• Task inputs:
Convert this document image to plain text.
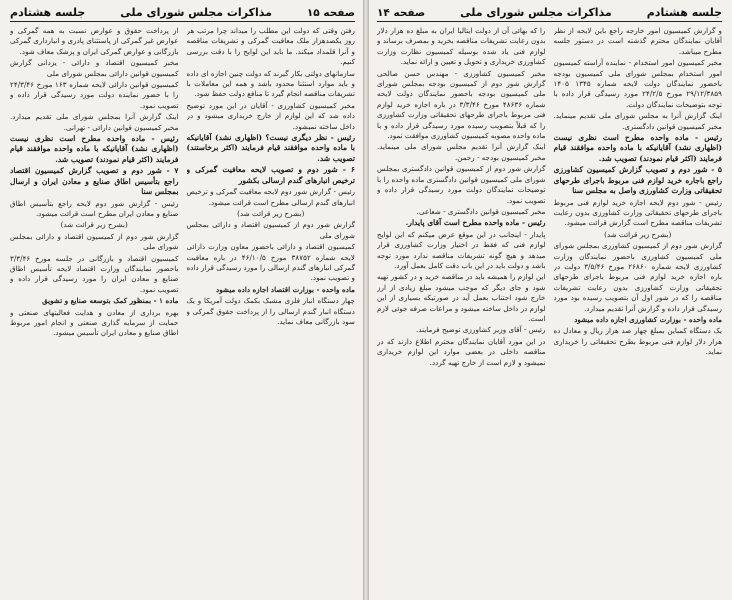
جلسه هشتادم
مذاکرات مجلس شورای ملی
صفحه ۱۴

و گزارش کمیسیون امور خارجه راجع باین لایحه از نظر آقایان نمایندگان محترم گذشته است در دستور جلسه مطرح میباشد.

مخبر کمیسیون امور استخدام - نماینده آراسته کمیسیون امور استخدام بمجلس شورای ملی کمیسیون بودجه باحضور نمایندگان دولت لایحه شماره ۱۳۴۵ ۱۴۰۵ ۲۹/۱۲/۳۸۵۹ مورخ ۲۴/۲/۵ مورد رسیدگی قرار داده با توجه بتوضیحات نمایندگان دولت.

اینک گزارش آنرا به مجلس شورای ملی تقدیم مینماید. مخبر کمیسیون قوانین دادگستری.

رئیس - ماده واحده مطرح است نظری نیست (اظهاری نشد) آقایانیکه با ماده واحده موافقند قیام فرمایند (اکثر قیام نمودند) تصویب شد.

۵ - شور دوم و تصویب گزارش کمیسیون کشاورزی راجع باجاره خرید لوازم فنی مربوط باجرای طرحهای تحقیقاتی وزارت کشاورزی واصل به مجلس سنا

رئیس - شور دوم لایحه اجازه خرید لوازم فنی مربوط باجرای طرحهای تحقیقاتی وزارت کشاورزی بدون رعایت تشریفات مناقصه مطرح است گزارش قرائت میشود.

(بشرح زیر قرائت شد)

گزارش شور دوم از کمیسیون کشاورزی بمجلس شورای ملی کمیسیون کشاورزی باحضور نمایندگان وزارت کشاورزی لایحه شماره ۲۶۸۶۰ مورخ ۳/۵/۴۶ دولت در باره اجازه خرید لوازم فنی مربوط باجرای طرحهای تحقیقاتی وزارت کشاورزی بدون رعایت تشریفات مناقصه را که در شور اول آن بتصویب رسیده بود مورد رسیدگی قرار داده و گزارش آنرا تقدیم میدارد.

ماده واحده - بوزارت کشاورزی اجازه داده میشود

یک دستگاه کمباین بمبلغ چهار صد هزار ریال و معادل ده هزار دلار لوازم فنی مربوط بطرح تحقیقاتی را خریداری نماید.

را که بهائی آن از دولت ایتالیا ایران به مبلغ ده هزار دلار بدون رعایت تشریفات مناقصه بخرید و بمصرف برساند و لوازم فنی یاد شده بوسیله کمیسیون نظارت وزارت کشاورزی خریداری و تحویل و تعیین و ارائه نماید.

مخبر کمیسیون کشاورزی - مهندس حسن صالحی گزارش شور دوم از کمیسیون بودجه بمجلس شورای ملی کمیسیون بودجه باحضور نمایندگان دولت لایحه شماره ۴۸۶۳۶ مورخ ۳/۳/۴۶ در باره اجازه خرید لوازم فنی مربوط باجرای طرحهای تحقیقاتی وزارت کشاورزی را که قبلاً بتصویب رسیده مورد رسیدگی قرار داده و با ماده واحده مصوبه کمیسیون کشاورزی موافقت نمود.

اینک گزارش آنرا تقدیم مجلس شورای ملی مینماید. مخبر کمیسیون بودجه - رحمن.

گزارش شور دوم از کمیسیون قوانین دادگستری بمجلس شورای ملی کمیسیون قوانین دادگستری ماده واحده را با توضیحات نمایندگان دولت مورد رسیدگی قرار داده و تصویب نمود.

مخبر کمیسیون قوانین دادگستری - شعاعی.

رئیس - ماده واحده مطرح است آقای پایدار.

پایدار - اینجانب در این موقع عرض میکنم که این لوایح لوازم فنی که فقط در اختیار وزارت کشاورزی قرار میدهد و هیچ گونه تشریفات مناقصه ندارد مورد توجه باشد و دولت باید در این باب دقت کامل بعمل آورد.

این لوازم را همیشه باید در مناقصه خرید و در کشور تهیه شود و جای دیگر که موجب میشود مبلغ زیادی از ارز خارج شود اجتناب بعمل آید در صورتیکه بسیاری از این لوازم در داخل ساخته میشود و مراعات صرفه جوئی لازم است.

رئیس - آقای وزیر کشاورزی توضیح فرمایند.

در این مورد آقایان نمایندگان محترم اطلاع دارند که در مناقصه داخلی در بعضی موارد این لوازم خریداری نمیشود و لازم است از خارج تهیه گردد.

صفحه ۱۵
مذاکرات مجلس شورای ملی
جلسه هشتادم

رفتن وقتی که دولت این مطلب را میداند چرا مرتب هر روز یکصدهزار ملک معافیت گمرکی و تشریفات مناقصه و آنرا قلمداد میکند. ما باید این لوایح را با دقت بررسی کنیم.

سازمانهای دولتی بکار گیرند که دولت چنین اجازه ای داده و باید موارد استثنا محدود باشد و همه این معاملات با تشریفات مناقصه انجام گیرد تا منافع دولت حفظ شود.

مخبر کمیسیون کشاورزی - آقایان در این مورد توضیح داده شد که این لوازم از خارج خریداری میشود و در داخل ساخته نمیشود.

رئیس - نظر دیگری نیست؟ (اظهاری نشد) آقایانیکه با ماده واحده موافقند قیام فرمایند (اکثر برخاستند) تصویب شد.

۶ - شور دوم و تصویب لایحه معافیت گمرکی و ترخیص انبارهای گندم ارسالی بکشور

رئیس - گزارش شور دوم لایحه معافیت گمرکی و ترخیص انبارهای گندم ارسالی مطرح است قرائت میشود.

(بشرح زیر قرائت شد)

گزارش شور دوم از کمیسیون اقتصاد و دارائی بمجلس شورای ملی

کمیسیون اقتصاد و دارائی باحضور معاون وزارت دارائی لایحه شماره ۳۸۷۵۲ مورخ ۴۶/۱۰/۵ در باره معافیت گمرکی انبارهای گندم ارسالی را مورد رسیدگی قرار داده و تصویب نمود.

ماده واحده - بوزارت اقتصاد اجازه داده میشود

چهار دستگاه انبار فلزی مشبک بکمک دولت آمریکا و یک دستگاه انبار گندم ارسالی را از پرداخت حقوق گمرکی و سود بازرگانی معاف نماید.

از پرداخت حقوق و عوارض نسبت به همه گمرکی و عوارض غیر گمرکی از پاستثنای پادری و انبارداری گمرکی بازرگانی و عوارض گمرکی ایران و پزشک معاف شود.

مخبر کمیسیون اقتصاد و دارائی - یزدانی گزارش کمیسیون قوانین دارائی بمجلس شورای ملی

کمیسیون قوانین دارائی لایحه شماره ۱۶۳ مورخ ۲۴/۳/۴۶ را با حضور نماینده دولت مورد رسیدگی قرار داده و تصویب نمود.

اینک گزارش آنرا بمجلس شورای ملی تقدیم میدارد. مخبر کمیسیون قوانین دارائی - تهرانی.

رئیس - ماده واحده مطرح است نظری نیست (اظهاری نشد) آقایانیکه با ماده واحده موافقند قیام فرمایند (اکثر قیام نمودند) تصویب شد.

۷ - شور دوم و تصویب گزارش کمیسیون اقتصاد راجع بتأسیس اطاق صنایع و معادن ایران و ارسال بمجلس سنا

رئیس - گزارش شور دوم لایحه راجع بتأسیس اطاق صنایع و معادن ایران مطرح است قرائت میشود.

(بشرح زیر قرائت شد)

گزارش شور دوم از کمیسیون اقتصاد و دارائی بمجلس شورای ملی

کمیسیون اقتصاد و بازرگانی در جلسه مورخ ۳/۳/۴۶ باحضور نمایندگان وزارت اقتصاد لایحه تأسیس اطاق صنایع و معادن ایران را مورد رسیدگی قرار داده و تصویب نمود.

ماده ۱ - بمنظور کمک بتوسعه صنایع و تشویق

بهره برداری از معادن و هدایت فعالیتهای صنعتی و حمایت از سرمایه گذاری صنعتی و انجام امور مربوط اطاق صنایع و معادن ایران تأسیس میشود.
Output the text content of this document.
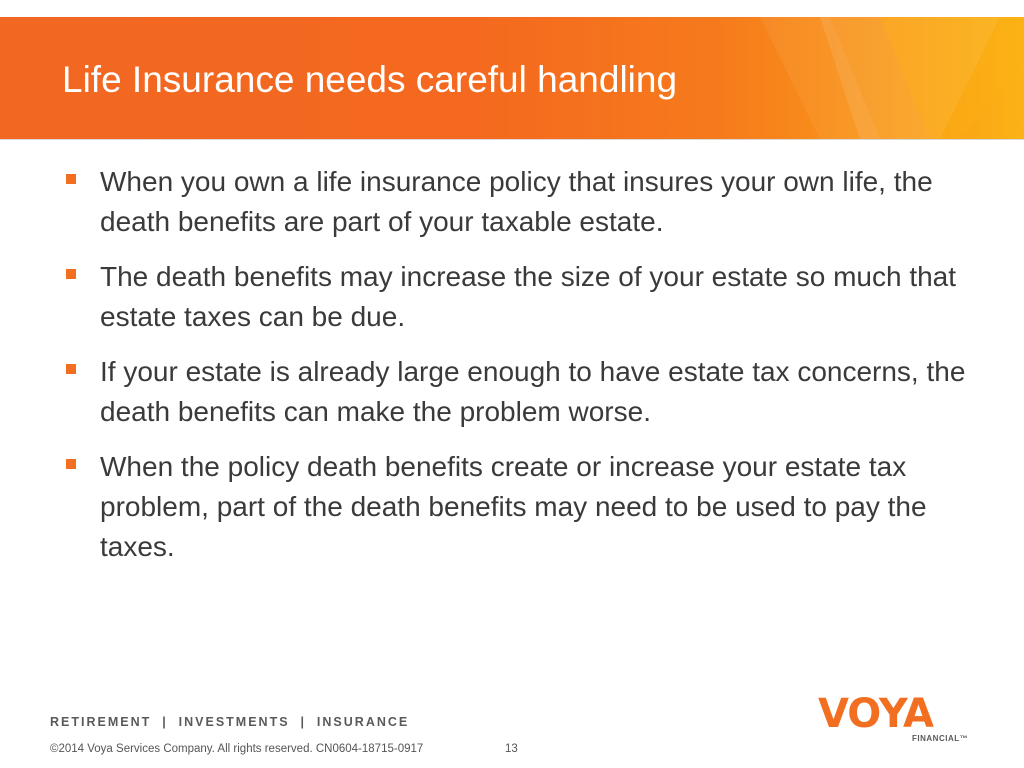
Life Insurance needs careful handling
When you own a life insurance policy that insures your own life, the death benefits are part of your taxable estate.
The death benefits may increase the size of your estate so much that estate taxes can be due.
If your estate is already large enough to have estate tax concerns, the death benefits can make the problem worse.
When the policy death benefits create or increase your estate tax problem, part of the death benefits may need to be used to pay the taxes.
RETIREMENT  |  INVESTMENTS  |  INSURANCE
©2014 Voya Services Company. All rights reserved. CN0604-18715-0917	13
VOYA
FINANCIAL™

• Your objective:
The pictures stay out; repeat exactly the lines from the one with "Output the text content of this document." to the end of the entries above, and nothing else.

• The response:
Output the text content of this document.
Life Insurance needs careful handling
When you own a life insurance policy that insures your own life, the death benefits are part of your taxable estate.
The death benefits may increase the size of your estate so much that estate taxes can be due.
If your estate is already large enough to have estate tax concerns, the death benefits can make the problem worse.
When the policy death benefits create or increase your estate tax problem, part of the death benefits may need to be used to pay the taxes.
RETIREMENT  |  INVESTMENTS  |  INSURANCE
©2014 Voya Services Company. All rights reserved. CN0604-18715-0917	13
VOYA
FINANCIAL™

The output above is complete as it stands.